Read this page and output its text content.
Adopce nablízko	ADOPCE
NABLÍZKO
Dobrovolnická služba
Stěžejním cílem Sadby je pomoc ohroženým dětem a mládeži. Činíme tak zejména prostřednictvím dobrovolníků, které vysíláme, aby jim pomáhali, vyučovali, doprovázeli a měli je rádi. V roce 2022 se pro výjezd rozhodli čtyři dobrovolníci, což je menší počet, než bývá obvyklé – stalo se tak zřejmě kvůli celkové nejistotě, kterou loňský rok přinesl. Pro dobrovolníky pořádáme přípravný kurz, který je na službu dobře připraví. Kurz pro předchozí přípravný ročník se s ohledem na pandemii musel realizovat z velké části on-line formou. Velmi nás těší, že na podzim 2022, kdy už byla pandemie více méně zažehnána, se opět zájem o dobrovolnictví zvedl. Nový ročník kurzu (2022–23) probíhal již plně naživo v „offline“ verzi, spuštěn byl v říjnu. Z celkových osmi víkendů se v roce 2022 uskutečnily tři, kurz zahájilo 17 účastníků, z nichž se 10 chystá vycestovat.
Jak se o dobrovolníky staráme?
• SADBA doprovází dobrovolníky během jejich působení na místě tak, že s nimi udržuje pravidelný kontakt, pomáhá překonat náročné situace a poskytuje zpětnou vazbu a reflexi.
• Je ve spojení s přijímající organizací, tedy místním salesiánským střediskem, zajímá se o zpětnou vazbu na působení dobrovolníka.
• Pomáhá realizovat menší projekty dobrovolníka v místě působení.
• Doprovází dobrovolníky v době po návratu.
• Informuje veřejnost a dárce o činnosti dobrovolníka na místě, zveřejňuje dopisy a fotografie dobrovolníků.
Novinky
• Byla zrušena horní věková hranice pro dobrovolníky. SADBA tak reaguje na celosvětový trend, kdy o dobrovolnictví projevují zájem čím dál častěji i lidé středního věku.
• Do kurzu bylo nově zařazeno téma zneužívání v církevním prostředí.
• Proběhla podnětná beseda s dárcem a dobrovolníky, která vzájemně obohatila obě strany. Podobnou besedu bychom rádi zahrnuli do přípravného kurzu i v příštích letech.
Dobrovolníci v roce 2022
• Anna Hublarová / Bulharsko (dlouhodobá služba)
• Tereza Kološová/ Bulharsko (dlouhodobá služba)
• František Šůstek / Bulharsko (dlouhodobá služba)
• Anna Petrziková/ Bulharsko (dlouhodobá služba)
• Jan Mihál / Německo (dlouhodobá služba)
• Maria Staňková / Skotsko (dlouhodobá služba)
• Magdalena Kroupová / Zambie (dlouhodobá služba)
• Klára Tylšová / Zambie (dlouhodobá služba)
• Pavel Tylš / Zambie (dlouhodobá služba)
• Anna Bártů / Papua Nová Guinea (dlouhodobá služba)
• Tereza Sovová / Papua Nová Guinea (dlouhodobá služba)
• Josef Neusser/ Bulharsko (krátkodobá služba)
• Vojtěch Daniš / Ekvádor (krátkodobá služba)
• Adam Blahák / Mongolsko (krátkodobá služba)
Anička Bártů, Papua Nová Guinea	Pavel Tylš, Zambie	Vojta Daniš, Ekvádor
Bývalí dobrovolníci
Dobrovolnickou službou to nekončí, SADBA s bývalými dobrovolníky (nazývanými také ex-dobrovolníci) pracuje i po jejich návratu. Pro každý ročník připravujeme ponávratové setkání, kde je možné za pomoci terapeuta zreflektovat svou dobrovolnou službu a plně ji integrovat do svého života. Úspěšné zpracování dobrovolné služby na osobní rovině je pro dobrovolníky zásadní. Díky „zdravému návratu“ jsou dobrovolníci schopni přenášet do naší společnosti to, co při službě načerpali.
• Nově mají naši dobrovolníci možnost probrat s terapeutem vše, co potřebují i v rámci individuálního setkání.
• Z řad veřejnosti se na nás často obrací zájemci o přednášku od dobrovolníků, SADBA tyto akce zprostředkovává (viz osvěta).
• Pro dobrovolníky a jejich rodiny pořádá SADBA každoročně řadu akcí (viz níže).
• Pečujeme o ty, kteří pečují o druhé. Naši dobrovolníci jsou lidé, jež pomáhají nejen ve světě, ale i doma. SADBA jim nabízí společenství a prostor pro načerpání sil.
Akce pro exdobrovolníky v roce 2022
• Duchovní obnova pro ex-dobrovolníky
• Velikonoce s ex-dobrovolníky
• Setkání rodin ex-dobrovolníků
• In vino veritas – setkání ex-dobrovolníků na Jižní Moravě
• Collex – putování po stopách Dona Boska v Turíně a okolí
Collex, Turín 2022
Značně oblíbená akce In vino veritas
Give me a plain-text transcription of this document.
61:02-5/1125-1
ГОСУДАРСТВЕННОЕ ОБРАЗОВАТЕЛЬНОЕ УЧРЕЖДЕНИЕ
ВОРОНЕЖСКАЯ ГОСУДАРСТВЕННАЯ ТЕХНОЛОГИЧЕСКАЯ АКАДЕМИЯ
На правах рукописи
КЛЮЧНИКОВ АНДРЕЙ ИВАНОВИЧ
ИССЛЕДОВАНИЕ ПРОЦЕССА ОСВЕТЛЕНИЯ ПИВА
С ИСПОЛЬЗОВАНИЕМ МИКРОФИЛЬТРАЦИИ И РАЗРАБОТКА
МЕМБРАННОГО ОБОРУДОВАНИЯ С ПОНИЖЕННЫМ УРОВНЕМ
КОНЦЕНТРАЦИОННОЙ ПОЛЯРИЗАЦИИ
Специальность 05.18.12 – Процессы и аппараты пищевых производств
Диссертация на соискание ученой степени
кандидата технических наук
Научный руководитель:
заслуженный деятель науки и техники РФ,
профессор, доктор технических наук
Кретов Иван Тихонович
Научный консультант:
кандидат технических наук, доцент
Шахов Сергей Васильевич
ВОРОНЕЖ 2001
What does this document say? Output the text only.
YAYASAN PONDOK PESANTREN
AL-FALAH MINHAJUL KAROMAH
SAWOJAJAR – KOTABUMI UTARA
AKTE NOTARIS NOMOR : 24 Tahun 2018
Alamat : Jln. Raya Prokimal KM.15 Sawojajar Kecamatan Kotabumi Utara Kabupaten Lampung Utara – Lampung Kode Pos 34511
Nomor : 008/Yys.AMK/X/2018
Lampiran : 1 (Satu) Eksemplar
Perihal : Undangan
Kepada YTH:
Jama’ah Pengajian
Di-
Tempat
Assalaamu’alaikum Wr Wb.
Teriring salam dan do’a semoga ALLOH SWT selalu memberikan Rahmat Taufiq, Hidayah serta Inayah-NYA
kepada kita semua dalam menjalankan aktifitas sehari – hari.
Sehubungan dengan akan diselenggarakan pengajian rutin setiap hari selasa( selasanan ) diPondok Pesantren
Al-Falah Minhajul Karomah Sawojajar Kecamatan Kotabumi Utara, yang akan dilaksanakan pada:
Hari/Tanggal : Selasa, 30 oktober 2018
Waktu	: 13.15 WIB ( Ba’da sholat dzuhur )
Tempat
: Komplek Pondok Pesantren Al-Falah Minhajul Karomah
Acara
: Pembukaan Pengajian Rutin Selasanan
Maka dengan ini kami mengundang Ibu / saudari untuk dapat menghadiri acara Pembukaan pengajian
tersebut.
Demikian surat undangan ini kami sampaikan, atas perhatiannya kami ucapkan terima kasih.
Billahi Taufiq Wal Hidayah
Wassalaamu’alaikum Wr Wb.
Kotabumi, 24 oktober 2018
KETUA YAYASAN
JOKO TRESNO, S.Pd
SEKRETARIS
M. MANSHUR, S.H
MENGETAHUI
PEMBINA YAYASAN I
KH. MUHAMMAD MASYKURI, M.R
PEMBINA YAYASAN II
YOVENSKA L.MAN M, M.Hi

++++++

* Task instructions *
Say the number of lines in the listing that hold "návratu", with no added words.

* Result of the task *
2